_Exercise goal:_ Go through the lines below and copy each one that holds the string "DRIVER".

_Items:_
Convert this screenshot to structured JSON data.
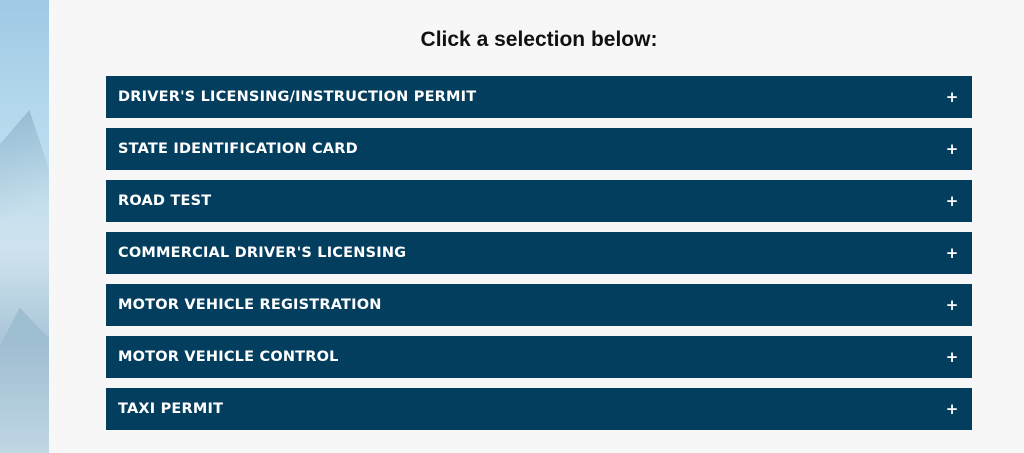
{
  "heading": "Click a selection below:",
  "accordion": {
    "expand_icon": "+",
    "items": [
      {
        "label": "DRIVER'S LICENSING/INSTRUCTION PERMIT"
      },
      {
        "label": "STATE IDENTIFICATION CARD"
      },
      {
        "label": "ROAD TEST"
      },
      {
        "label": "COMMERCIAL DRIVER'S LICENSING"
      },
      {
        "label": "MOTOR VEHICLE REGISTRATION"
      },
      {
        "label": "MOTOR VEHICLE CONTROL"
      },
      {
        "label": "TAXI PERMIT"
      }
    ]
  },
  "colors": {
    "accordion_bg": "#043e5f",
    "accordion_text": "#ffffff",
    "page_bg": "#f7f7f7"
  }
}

--

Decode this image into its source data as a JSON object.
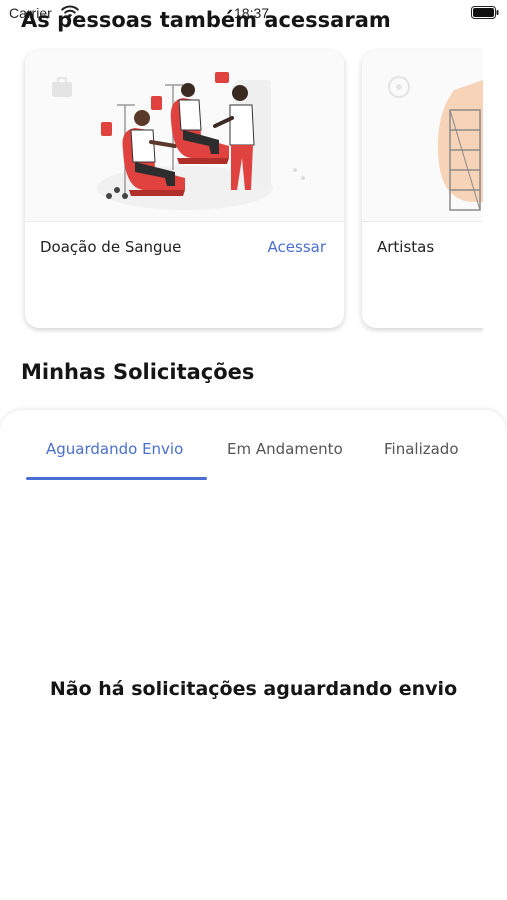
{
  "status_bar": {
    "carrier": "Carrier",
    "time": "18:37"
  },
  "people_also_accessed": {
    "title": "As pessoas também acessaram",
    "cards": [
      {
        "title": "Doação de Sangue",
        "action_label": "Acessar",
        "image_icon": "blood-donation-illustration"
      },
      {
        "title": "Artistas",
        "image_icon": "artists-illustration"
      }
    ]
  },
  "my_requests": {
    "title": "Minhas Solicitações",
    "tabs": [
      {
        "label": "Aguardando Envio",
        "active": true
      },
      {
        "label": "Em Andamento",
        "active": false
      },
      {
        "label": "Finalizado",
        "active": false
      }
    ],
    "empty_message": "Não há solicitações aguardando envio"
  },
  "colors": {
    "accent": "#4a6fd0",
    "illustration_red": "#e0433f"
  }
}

_Result of the exercise:_
        "label": "DRIVER'S LICENSING/INSTRUCTION PERMIT"
        "label": "COMMERCIAL DRIVER'S LICENSING"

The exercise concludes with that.